#### [TASK GOAL]
Please copy the material word for word, starting at its first line and going on through the line that contains "- x-tick-label: 2014. szept.: [234, 295, 246, 355]", with both ends included.
****************************************
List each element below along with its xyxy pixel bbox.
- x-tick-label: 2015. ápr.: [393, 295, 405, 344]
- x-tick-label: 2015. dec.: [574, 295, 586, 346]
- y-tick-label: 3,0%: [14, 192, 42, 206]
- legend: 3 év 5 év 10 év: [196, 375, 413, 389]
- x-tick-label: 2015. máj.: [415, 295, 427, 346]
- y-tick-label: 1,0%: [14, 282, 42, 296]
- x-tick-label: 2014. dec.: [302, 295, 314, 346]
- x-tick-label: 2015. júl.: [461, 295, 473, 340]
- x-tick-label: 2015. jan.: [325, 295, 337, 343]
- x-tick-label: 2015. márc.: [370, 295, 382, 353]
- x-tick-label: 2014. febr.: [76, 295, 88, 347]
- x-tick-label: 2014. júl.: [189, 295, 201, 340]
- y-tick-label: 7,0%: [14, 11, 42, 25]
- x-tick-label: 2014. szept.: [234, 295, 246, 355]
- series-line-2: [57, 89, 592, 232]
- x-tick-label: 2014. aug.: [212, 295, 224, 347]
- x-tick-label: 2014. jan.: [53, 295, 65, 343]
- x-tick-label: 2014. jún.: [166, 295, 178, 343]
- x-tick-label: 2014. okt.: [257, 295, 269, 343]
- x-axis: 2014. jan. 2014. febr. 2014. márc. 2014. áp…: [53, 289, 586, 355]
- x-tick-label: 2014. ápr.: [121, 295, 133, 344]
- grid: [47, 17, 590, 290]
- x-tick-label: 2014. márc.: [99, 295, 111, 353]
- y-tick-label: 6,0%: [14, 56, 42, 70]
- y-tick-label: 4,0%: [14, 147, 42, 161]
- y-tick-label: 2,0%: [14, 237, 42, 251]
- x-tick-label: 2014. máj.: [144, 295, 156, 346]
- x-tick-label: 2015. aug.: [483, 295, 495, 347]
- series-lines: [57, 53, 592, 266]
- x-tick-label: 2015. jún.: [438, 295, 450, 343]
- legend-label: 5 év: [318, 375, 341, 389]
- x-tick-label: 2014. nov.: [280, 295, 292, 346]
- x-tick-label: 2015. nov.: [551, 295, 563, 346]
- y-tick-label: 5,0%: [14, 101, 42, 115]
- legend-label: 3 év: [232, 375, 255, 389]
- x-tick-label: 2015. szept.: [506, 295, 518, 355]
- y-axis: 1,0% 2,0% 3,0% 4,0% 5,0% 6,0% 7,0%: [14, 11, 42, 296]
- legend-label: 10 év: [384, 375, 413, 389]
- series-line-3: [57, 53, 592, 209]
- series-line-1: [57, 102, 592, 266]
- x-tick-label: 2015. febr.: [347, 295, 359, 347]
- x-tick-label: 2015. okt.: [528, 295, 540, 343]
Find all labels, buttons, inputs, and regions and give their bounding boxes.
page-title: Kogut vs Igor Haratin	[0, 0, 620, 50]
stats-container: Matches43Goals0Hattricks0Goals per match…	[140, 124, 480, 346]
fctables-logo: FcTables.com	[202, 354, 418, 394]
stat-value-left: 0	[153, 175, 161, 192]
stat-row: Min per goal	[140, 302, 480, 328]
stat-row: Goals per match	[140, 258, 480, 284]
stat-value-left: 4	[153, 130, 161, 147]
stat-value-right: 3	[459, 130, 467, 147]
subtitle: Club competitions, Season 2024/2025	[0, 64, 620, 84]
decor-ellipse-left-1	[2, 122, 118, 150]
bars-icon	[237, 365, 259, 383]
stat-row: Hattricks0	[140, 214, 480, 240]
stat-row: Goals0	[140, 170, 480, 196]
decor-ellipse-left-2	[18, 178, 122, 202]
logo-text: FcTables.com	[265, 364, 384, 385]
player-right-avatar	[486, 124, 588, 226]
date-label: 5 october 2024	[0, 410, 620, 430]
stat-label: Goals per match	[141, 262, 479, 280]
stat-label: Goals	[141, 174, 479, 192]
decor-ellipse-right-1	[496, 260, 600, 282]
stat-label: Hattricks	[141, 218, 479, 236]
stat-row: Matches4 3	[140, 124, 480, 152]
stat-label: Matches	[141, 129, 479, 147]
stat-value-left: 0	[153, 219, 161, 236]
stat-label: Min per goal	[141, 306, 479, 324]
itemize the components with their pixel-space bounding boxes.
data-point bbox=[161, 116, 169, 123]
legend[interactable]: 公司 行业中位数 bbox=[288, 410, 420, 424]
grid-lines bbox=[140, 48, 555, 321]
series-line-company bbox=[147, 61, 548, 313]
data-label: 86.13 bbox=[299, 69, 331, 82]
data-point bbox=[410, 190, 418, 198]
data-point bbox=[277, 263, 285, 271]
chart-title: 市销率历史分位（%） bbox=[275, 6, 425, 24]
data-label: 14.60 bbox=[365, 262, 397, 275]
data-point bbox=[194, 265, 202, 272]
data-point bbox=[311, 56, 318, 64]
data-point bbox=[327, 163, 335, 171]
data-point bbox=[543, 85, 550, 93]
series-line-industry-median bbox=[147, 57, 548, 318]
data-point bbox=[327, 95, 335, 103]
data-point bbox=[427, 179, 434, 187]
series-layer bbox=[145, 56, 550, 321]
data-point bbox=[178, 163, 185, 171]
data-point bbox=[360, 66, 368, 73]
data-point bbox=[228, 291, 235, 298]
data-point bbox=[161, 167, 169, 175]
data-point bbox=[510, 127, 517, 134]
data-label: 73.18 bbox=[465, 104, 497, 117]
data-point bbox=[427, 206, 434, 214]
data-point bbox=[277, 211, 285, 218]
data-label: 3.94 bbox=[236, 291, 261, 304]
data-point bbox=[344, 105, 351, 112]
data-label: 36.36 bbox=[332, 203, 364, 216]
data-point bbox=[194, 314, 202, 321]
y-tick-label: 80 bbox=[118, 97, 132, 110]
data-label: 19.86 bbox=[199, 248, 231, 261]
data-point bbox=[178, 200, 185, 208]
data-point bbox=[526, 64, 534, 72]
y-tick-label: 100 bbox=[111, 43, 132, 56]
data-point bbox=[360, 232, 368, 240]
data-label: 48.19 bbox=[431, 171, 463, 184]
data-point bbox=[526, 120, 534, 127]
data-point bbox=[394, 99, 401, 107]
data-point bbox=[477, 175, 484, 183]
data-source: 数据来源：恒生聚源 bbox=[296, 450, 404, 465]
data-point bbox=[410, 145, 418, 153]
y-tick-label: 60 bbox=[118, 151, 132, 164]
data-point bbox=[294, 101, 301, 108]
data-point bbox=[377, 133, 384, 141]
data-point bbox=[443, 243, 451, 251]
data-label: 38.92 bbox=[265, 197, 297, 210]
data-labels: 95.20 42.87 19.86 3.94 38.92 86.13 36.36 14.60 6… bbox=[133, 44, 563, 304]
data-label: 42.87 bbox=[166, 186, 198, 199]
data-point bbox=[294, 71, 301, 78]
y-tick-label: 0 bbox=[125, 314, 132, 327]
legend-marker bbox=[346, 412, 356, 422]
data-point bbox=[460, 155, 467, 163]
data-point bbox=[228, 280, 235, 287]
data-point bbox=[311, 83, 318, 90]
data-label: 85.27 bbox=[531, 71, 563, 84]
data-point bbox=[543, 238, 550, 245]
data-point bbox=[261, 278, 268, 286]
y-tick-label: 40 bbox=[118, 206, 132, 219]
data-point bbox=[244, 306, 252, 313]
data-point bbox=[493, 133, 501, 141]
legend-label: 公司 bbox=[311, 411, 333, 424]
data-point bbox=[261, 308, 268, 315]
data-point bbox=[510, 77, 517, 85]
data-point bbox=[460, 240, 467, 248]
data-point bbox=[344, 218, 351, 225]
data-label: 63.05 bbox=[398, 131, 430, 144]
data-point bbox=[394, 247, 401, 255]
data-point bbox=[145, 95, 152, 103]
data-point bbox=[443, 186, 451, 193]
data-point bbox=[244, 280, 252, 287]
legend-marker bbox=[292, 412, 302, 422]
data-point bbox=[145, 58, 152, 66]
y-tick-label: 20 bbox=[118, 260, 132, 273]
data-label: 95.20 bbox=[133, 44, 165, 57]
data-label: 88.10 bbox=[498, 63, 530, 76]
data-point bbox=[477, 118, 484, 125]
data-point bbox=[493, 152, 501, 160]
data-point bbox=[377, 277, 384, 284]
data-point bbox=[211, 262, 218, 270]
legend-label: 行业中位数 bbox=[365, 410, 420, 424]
****************************************
#### [ANSWER IN FULL]
List each element below along with its xyxy pixel bbox.
- x-tick-label: 2015. ápr.: [393, 295, 405, 344]
- x-tick-label: 2015. dec.: [574, 295, 586, 346]
- y-tick-label: 3,0%: [14, 192, 42, 206]
- legend: 3 év 5 év 10 év: [196, 375, 413, 389]
- x-tick-label: 2015. máj.: [415, 295, 427, 346]
- y-tick-label: 1,0%: [14, 282, 42, 296]
- x-tick-label: 2014. dec.: [302, 295, 314, 346]
- x-tick-label: 2015. júl.: [461, 295, 473, 340]
- x-tick-label: 2015. jan.: [325, 295, 337, 343]
- x-tick-label: 2015. márc.: [370, 295, 382, 353]
- x-tick-label: 2014. febr.: [76, 295, 88, 347]
- x-tick-label: 2014. júl.: [189, 295, 201, 340]
- y-tick-label: 7,0%: [14, 11, 42, 25]
- x-tick-label: 2014. szept.: [234, 295, 246, 355]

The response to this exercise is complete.